YOUR GOAL: Gather from the material every line that contains the string "text".

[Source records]
***

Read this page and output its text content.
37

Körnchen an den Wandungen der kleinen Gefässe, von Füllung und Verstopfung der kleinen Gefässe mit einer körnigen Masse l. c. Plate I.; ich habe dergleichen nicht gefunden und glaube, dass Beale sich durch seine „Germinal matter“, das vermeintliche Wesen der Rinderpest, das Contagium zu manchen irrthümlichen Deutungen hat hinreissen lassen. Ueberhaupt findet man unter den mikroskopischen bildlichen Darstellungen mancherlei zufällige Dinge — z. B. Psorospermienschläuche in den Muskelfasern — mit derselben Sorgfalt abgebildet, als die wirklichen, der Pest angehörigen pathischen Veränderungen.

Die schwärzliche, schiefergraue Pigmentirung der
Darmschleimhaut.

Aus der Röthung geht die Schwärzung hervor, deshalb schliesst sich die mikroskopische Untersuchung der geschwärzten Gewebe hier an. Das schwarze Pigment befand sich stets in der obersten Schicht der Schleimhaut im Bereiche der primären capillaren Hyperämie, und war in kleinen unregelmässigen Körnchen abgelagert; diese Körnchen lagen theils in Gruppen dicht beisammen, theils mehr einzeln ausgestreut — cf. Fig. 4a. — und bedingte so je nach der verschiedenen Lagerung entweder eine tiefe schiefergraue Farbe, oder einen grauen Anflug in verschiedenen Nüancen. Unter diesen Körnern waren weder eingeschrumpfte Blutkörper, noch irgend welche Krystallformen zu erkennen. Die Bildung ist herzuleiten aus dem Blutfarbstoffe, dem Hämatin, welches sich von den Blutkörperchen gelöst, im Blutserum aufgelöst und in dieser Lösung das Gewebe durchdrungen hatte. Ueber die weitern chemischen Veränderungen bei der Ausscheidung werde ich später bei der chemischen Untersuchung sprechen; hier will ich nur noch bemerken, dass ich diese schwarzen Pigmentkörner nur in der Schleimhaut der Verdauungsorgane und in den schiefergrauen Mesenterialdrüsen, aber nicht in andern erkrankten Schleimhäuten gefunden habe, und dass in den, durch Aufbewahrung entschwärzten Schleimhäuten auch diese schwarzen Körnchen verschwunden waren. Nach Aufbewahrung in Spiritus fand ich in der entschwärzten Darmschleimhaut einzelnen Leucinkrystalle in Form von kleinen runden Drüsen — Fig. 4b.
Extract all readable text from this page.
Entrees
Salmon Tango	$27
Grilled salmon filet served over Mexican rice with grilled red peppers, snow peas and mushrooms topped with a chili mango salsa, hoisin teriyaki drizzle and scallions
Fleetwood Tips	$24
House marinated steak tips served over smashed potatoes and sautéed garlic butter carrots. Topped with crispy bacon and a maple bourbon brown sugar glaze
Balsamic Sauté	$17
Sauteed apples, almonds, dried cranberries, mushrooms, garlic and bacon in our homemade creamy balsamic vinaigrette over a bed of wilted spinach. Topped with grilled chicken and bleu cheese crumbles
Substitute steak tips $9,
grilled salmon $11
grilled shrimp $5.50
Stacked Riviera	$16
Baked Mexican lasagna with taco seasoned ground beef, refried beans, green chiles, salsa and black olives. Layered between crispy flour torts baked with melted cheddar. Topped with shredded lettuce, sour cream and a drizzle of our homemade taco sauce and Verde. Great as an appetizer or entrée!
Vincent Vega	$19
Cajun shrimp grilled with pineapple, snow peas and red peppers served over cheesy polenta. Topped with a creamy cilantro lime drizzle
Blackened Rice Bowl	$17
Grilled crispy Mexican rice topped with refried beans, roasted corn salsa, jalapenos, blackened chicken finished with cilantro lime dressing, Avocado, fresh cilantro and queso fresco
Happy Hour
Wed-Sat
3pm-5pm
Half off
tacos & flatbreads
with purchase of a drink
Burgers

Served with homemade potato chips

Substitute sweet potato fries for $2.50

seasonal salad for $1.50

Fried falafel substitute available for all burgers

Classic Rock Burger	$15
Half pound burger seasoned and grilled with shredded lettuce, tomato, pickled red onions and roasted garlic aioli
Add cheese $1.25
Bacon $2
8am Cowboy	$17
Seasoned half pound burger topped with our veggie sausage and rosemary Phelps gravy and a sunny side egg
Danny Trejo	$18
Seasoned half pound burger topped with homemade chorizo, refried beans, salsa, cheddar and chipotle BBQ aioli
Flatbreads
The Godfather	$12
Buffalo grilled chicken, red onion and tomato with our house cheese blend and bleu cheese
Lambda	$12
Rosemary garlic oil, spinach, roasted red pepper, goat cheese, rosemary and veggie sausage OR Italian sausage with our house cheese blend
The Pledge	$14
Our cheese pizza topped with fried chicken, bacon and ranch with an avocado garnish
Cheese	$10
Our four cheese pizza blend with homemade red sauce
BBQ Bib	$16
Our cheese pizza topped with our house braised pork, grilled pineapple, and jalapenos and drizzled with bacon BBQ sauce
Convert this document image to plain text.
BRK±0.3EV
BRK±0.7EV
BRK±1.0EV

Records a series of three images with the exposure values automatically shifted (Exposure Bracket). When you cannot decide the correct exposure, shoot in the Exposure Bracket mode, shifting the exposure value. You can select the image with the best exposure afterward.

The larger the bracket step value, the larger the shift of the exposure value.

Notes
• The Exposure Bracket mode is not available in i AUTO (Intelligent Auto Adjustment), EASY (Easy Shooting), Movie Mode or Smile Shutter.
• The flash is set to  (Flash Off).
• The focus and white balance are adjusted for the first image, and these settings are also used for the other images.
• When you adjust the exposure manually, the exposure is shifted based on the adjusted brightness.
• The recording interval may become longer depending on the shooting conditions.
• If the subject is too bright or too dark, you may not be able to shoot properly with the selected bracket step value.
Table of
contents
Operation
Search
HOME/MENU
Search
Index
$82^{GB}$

***

RESPONSE BELOW:
Read this page and output its text content.
Extract all readable text from this page.
Convert this document image to plain text.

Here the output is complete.